━━ AVAILABLE RECORDS
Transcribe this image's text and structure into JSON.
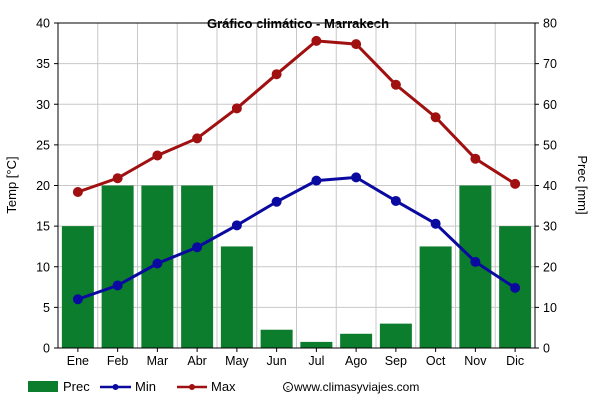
{
  "chart_data": {
    "type": "bar+line",
    "title": "Gráfico climático - Marrakech",
    "categories": [
      "Ene",
      "Feb",
      "Mar",
      "Abr",
      "May",
      "Jun",
      "Jul",
      "Ago",
      "Sep",
      "Oct",
      "Nov",
      "Dic"
    ],
    "y_left": {
      "label": "Temp [°C]",
      "min": 0,
      "max": 40,
      "step": 5
    },
    "y_right": {
      "label": "Prec [mm]",
      "min": 0,
      "max": 80,
      "step": 10
    },
    "grid": true,
    "legend_position": "bottom",
    "series": [
      {
        "name": "Prec",
        "type": "bar",
        "axis": "right",
        "color": "#0b7d2c",
        "values": [
          30,
          40,
          40,
          40,
          25,
          4.5,
          1.5,
          3.5,
          6,
          25,
          40,
          30
        ]
      },
      {
        "name": "Min",
        "type": "line",
        "axis": "left",
        "color": "#0a0aa0",
        "values": [
          6,
          7.7,
          10.4,
          12.4,
          15.1,
          18,
          20.6,
          21,
          18.1,
          15.3,
          10.6,
          7.4
        ]
      },
      {
        "name": "Max",
        "type": "line",
        "axis": "left",
        "color": "#a01010",
        "values": [
          19.2,
          20.9,
          23.7,
          25.8,
          29.5,
          33.7,
          37.8,
          37.4,
          32.4,
          28.4,
          23.3,
          20.2
        ]
      }
    ],
    "watermark": "www.climasyviajes.com",
    "watermark_icon": "copyright-icon"
  }
}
━━━━
THE REQUEST: Find how many lines of the material carry the string "color". Only the number should be in the answer.

WRITTEN REPLY: 3